** TASK DETAILS **
Transcribe the records below in full; pictures stay out of the copy.

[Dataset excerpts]
— BEGIN —
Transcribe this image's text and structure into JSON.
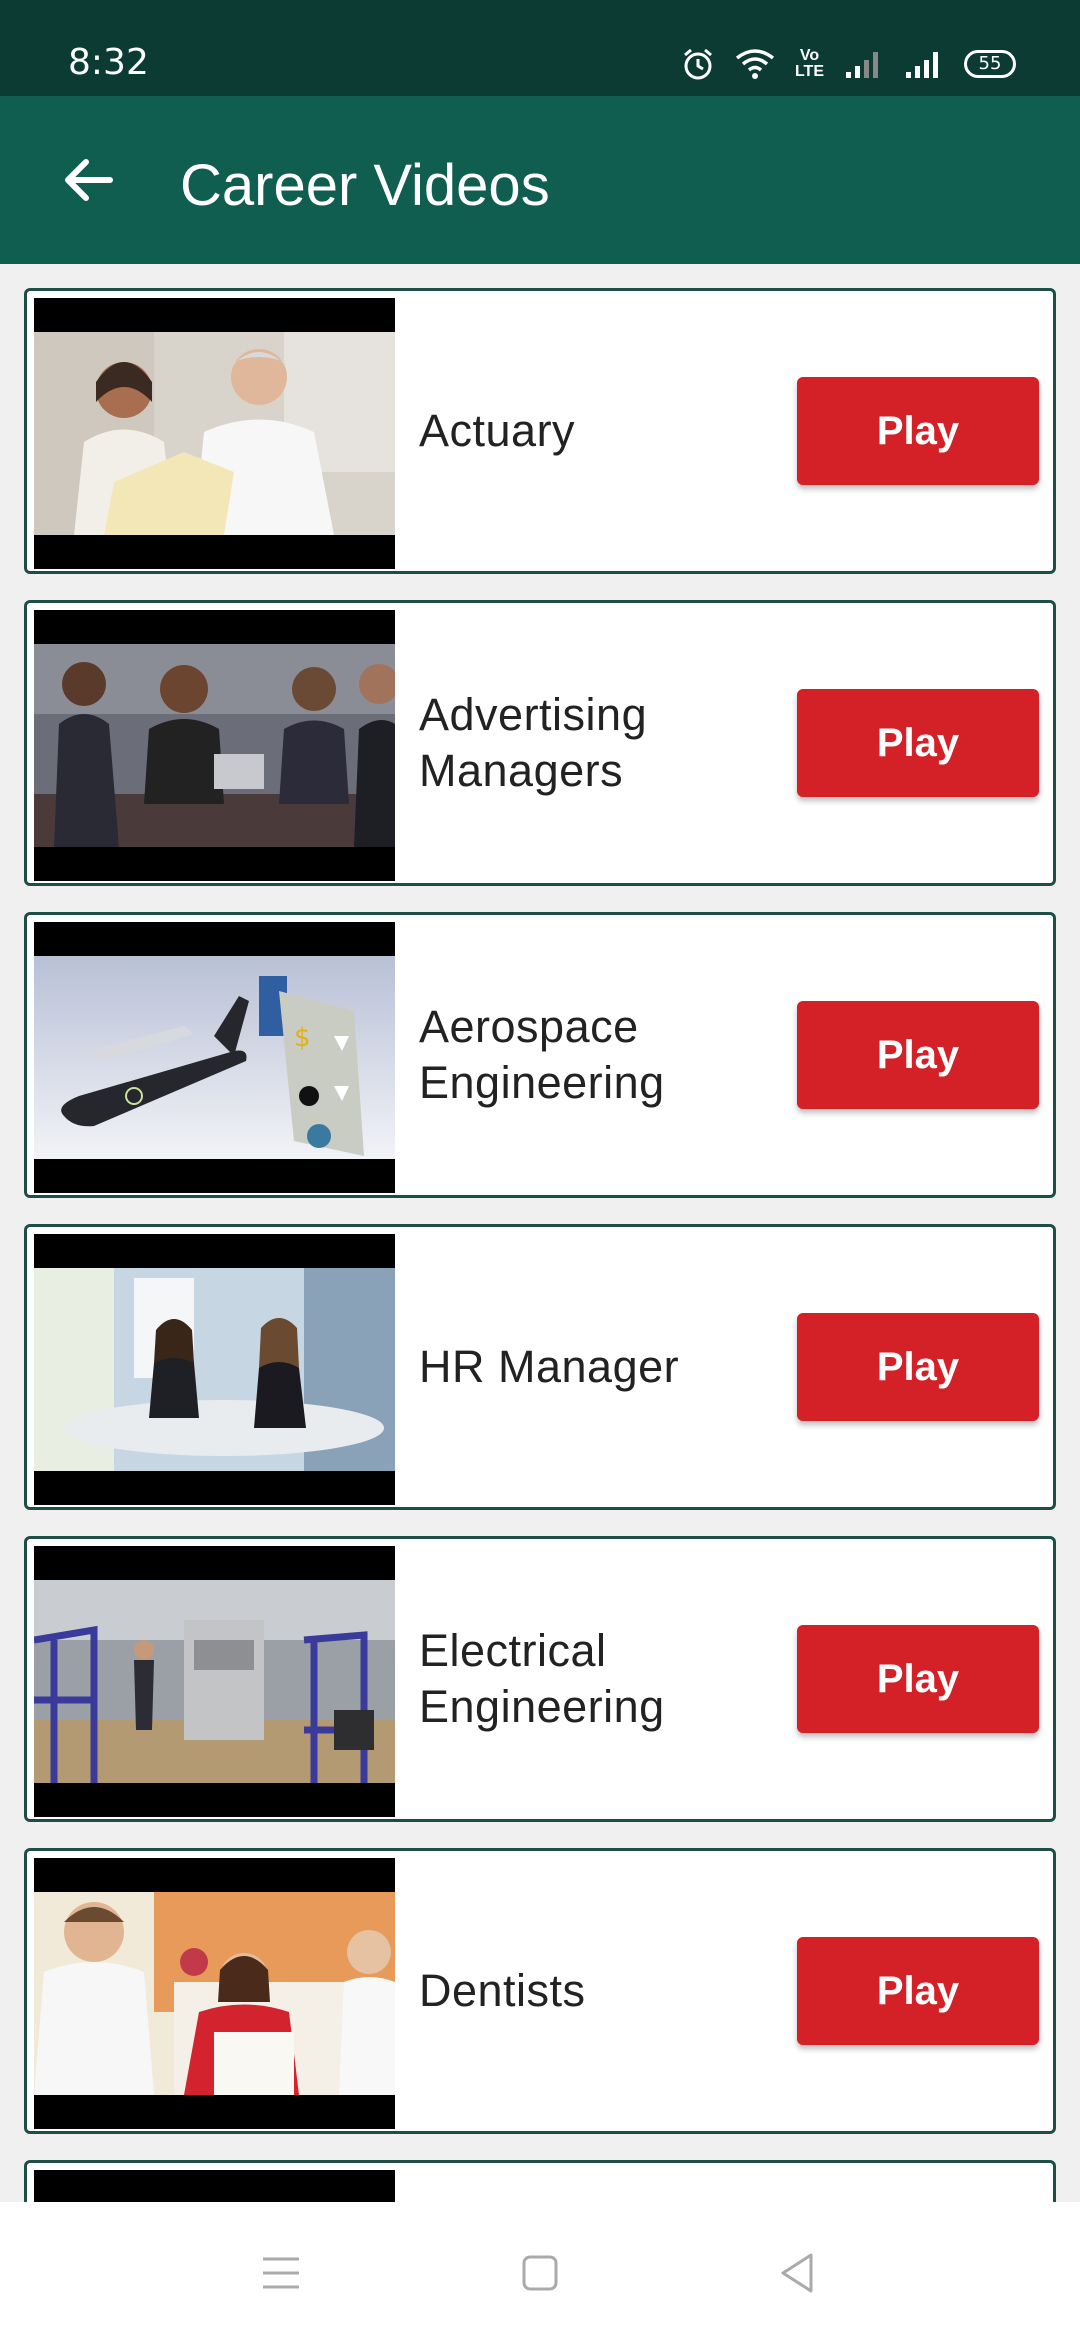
{
  "status_bar": {
    "time": "8:32",
    "volte_label": "Vo\nLTE",
    "battery": "55",
    "icons": [
      "alarm-icon",
      "wifi-icon",
      "volte-icon",
      "signal-weak-icon",
      "signal-strong-icon",
      "battery-icon"
    ]
  },
  "app_bar": {
    "title": "Career Videos",
    "back_icon": "arrow-left-icon"
  },
  "videos": [
    {
      "title": "Actuary",
      "play_label": "Play"
    },
    {
      "title": "Advertising Managers",
      "play_label": "Play"
    },
    {
      "title": "Aerospace Engineering",
      "play_label": "Play"
    },
    {
      "title": "HR Manager",
      "play_label": "Play"
    },
    {
      "title": "Electrical Engineering",
      "play_label": "Play"
    },
    {
      "title": "Dentists",
      "play_label": "Play"
    }
  ],
  "nav_bar": {
    "icons": [
      "menu-icon",
      "home-square-icon",
      "back-triangle-icon"
    ]
  },
  "colors": {
    "status_bar": "#0c3b33",
    "app_bar": "#0f5e50",
    "play_button": "#d42027",
    "card_border": "#1d4f47"
  }
}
— END —
** RESPONSE TO THE TASK **
Transcribe this image's text and structure into JSON.
{
  "status_bar": {
    "time": "8:32",
    "volte_label": "Vo\nLTE",
    "battery": "55",
    "icons": [
      "alarm-icon",
      "wifi-icon",
      "volte-icon",
      "signal-weak-icon",
      "signal-strong-icon",
      "battery-icon"
    ]
  },
  "app_bar": {
    "title": "Career Videos",
    "back_icon": "arrow-left-icon"
  },
  "videos": [
    {
      "title": "Actuary",
      "play_label": "Play"
    },
    {
      "title": "Advertising Managers",
      "play_label": "Play"
    },
    {
      "title": "Aerospace Engineering",
      "play_label": "Play"
    },
    {
      "title": "HR Manager",
      "play_label": "Play"
    },
    {
      "title": "Electrical Engineering",
      "play_label": "Play"
    },
    {
      "title": "Dentists",
      "play_label": "Play"
    }
  ],
  "nav_bar": {
    "icons": [
      "menu-icon",
      "home-square-icon",
      "back-triangle-icon"
    ]
  },
  "colors": {
    "status_bar": "#0c3b33",
    "app_bar": "#0f5e50",
    "play_button": "#d42027",
    "card_border": "#1d4f47"
  }
}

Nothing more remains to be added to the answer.